Figure record extracts
-=-=-

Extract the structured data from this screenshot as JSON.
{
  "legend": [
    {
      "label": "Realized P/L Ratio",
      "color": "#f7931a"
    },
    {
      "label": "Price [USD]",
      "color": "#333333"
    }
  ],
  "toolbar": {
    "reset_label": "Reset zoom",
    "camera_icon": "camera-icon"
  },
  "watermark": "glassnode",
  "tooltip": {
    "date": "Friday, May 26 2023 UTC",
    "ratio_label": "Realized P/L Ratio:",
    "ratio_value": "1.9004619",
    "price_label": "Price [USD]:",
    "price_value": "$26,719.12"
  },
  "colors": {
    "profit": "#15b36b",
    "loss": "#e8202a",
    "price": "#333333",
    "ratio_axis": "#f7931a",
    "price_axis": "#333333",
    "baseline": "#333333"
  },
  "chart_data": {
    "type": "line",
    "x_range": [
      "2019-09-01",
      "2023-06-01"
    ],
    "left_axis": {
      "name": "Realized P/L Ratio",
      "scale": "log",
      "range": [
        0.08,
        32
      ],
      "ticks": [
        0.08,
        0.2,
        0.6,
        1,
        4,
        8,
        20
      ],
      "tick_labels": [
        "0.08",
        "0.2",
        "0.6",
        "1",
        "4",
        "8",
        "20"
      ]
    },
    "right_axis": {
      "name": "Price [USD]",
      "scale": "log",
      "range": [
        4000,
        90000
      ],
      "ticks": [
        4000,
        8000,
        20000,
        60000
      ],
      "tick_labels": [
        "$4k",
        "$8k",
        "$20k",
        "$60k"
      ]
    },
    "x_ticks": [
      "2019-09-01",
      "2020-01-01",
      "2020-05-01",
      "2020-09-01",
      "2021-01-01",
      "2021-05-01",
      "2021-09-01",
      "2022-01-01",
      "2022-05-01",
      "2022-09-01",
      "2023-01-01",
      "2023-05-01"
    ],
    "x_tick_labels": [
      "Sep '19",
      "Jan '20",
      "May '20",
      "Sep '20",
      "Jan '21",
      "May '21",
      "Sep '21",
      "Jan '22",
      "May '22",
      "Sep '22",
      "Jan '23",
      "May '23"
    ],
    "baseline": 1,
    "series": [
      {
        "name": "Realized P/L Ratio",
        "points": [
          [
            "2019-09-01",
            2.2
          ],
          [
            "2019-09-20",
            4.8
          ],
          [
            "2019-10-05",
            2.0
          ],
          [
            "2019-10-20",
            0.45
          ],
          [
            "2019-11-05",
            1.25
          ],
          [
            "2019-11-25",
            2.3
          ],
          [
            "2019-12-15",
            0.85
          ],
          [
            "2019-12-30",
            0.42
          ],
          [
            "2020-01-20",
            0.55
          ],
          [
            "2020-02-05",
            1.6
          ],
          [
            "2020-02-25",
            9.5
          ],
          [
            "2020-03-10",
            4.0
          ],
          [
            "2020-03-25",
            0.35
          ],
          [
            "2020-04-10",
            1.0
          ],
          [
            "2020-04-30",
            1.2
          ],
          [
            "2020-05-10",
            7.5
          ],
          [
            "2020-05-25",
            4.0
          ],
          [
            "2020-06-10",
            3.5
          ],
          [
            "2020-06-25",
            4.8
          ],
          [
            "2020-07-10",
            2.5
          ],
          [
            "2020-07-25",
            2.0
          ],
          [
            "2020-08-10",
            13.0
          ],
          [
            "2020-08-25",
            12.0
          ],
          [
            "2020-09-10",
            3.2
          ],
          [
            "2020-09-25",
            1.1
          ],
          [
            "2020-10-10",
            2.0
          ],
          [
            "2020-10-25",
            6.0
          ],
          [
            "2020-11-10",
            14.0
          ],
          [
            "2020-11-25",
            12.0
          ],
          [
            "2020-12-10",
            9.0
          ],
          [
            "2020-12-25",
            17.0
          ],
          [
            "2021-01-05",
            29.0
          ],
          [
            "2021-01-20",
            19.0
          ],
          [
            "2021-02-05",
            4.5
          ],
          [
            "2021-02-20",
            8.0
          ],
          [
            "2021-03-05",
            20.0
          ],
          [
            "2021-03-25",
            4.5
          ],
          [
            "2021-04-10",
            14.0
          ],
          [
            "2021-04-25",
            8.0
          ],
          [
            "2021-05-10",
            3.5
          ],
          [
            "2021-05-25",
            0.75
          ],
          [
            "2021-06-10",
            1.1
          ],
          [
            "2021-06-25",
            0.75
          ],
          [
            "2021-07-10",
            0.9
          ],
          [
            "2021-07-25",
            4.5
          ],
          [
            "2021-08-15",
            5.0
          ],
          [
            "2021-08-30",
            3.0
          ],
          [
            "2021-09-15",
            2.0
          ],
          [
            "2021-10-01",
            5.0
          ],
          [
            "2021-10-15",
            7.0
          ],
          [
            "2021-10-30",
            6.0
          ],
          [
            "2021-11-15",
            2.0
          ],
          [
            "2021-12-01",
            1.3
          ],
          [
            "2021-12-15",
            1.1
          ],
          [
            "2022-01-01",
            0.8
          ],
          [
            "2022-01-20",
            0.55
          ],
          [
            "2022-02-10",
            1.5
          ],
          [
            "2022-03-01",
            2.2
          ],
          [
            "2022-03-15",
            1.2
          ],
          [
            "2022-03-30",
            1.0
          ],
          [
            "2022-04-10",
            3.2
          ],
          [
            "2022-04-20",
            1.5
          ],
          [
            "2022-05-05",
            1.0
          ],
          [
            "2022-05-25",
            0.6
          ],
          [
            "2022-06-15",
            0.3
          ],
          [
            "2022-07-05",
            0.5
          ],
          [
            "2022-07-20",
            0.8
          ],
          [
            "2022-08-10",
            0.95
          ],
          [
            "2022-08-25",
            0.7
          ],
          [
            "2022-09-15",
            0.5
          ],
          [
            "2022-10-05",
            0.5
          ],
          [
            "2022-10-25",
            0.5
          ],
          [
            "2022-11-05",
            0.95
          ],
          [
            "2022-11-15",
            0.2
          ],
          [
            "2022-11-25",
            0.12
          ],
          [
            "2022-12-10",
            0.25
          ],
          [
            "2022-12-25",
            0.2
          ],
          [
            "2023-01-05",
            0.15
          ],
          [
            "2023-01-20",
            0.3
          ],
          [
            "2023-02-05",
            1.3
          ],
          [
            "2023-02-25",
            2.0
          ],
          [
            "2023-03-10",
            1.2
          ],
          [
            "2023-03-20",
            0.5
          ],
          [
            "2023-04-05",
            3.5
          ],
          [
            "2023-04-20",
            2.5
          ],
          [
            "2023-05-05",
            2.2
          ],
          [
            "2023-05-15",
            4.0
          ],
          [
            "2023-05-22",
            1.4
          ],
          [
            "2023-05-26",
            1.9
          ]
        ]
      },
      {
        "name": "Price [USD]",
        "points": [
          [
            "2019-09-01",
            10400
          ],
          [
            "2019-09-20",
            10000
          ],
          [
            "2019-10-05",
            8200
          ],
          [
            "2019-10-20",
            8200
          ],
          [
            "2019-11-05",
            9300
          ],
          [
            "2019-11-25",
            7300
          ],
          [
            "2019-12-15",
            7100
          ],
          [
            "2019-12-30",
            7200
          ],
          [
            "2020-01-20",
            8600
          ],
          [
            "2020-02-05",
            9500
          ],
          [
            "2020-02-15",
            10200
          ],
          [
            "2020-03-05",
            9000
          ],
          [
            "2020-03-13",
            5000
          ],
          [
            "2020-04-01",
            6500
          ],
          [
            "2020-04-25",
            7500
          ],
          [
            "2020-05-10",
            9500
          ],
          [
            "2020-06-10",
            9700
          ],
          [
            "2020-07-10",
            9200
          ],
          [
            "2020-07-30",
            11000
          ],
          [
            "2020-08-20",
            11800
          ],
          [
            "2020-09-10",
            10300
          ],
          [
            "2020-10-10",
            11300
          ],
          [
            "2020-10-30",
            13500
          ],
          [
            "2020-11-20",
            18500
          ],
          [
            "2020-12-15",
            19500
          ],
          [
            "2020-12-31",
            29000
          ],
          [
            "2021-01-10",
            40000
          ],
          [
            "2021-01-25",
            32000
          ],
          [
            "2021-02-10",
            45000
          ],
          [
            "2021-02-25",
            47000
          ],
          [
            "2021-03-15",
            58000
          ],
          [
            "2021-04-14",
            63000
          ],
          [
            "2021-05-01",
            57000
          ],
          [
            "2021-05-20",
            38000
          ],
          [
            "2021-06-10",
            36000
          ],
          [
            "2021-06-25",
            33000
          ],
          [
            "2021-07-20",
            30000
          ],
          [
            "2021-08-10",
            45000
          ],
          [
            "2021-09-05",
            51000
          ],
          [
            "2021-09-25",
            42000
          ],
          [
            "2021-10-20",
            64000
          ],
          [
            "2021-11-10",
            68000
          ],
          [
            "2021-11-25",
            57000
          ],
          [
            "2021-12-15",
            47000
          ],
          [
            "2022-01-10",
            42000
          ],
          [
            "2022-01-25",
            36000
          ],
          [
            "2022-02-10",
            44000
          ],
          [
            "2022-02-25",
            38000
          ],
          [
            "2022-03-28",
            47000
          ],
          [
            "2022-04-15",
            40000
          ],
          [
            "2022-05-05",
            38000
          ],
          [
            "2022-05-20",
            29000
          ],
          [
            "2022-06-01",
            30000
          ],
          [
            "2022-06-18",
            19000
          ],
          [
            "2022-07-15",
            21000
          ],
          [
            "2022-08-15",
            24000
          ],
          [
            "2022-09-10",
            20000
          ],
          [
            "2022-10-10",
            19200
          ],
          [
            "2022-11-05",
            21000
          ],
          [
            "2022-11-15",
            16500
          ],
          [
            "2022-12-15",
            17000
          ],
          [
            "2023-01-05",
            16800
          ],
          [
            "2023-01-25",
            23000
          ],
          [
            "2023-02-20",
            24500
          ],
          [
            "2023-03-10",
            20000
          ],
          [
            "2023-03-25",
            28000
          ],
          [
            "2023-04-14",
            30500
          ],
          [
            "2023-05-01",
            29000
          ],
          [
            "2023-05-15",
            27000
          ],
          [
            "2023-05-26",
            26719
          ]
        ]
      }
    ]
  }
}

-=-=-

Stated goal:
Which lines above contain "name"? Show each of them.

In response:
      "name": "Realized P/L Ratio",
      "name": "Price [USD]",
        "name": "Realized P/L Ratio",
        "name": "Price [USD]",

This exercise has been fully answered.